◆ **Items listed in a dataset**:
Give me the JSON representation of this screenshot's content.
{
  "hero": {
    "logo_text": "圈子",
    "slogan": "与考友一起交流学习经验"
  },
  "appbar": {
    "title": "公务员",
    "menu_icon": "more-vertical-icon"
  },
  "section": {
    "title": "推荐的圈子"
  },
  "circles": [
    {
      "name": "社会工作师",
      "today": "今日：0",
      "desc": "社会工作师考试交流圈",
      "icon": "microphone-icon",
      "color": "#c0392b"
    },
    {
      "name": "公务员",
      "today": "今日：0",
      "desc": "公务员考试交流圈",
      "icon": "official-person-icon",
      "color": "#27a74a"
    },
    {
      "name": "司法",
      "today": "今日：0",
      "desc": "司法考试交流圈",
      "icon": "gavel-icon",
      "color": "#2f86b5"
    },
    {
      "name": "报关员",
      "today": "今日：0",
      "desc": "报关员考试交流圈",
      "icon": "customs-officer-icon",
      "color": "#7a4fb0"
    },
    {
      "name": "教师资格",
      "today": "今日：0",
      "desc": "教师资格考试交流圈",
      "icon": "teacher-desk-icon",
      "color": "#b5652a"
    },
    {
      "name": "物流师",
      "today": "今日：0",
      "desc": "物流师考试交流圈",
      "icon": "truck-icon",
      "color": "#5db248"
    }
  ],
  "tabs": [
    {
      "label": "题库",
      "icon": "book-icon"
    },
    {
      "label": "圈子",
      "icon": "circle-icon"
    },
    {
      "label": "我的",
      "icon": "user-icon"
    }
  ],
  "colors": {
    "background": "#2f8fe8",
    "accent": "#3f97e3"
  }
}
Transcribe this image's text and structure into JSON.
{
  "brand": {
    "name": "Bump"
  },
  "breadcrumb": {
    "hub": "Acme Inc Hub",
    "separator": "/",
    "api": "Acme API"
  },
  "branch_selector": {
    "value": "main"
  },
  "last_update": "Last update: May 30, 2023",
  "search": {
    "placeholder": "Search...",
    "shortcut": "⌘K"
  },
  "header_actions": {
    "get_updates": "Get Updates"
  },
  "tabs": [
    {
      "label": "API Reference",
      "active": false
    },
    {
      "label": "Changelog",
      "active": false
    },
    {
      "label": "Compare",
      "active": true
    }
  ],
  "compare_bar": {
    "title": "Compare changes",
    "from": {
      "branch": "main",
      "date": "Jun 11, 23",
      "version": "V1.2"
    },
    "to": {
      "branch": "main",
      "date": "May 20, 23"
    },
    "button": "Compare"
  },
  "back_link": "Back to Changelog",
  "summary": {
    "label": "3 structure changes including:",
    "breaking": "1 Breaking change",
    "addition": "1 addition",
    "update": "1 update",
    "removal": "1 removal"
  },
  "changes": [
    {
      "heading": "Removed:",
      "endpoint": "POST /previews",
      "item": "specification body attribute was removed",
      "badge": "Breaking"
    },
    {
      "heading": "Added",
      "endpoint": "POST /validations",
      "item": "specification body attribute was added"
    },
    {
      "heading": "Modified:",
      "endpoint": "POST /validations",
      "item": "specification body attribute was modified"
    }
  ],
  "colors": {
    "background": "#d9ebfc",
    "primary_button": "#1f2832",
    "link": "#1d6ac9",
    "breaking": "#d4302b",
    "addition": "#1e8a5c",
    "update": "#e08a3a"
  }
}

◆ **GOAL OF THE EXERCISE**: List all lines in the material containing the string "background".

◆ **SOLUTION FOR THIS TASK**:
    "background": "#2f8fe8",
    "background": "#d9ebfc",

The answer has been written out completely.